INSTRUCTION → Entries follow. Set all of them down as they stand.

━━ DATA FOR THIS TASK

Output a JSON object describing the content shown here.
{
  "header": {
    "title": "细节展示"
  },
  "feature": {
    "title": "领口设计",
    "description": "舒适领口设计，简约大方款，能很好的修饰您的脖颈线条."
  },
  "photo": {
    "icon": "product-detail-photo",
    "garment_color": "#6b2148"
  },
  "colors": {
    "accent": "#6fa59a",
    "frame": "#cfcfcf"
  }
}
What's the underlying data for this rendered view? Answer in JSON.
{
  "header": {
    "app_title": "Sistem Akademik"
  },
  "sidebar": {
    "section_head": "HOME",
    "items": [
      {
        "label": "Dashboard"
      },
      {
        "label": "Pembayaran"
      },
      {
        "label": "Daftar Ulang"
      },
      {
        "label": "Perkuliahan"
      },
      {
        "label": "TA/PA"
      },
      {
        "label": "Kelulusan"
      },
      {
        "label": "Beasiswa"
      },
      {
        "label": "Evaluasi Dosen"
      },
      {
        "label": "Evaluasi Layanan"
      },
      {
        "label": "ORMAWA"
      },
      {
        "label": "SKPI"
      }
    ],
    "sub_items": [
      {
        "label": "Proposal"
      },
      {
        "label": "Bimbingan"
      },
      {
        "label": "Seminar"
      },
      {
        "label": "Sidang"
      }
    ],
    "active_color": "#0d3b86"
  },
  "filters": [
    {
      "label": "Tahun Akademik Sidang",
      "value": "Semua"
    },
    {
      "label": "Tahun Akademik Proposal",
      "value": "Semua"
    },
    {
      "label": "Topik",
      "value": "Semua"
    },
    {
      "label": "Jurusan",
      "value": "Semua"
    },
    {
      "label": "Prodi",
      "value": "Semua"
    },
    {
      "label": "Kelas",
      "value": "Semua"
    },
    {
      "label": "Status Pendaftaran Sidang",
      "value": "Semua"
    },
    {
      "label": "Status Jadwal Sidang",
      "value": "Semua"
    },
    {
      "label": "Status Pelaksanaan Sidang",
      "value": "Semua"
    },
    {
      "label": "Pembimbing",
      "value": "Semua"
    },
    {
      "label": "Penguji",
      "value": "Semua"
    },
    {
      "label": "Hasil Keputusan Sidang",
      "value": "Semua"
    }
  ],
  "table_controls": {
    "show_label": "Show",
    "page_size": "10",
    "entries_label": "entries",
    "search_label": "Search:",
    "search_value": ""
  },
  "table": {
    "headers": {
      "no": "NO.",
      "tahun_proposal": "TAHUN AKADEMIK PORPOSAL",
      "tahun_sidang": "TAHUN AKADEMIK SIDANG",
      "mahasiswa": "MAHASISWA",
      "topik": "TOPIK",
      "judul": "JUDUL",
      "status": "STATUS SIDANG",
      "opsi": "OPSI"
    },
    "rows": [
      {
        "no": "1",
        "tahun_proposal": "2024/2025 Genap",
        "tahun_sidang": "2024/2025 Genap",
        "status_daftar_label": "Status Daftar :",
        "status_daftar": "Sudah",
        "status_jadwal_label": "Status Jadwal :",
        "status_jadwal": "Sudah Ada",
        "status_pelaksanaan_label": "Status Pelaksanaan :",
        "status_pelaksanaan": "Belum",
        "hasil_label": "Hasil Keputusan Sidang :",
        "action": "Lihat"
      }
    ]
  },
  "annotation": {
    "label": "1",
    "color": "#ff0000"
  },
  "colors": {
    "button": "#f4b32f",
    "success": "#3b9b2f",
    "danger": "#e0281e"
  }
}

━━━━

RESULT OF THIS EXERCISE →
Output a JSON object describing the content shown here.
{
  "header": {
    "title": "细节展示"
  },
  "feature": {
    "title": "领口设计",
    "description": "舒适领口设计，简约大方款，能很好的修饰您的脖颈线条."
  },
  "photo": {
    "icon": "product-detail-photo",
    "garment_color": "#6b2148"
  },
  "colors": {
    "accent": "#6fa59a",
    "frame": "#cfcfcf"
  }
}
What's the underlying data for this rendered view? Answer in JSON.
{
  "header": {
    "app_title": "Sistem Akademik"
  },
  "sidebar": {
    "section_head": "HOME",
    "items": [
      {
        "label": "Dashboard"
      },
      {
        "label": "Pembayaran"
      },
      {
        "label": "Daftar Ulang"
      },
      {
        "label": "Perkuliahan"
      },
      {
        "label": "TA/PA"
      },
      {
        "label": "Kelulusan"
      },
      {
        "label": "Beasiswa"
      },
      {
        "label": "Evaluasi Dosen"
      },
      {
        "label": "Evaluasi Layanan"
      },
      {
        "label": "ORMAWA"
      },
      {
        "label": "SKPI"
      }
    ],
    "sub_items": [
      {
        "label": "Proposal"
      },
      {
        "label": "Bimbingan"
      },
      {
        "label": "Seminar"
      },
      {
        "label": "Sidang"
      }
    ],
    "active_color": "#0d3b86"
  },
  "filters": [
    {
      "label": "Tahun Akademik Sidang",
      "value": "Semua"
    },
    {
      "label": "Tahun Akademik Proposal",
      "value": "Semua"
    },
    {
      "label": "Topik",
      "value": "Semua"
    },
    {
      "label": "Jurusan",
      "value": "Semua"
    },
    {
      "label": "Prodi",
      "value": "Semua"
    },
    {
      "label": "Kelas",
      "value": "Semua"
    },
    {
      "label": "Status Pendaftaran Sidang",
      "value": "Semua"
    },
    {
      "label": "Status Jadwal Sidang",
      "value": "Semua"
    },
    {
      "label": "Status Pelaksanaan Sidang",
      "value": "Semua"
    },
    {
      "label": "Pembimbing",
      "value": "Semua"
    },
    {
      "label": "Penguji",
      "value": "Semua"
    },
    {
      "label": "Hasil Keputusan Sidang",
      "value": "Semua"
    }
  ],
  "table_controls": {
    "show_label": "Show",
    "page_size": "10",
    "entries_label": "entries",
    "search_label": "Search:",
    "search_value": ""
  },
  "table": {
    "headers": {
      "no": "NO.",
      "tahun_proposal": "TAHUN AKADEMIK PORPOSAL",
      "tahun_sidang": "TAHUN AKADEMIK SIDANG",
      "mahasiswa": "MAHASISWA",
      "topik": "TOPIK",
      "judul": "JUDUL",
      "status": "STATUS SIDANG",
      "opsi": "OPSI"
    },
    "rows": [
      {
        "no": "1",
        "tahun_proposal": "2024/2025 Genap",
        "tahun_sidang": "2024/2025 Genap",
        "status_daftar_label": "Status Daftar :",
        "status_daftar": "Sudah",
        "status_jadwal_label": "Status Jadwal :",
        "status_jadwal": "Sudah Ada",
        "status_pelaksanaan_label": "Status Pelaksanaan :",
        "status_pelaksanaan": "Belum",
        "hasil_label": "Hasil Keputusan Sidang :",
        "action": "Lihat"
      }
    ]
  },
  "annotation": {
    "label": "1",
    "color": "#ff0000"
  },
  "colors": {
    "button": "#f4b32f",
    "success": "#3b9b2f",
    "danger": "#e0281e"
  }
}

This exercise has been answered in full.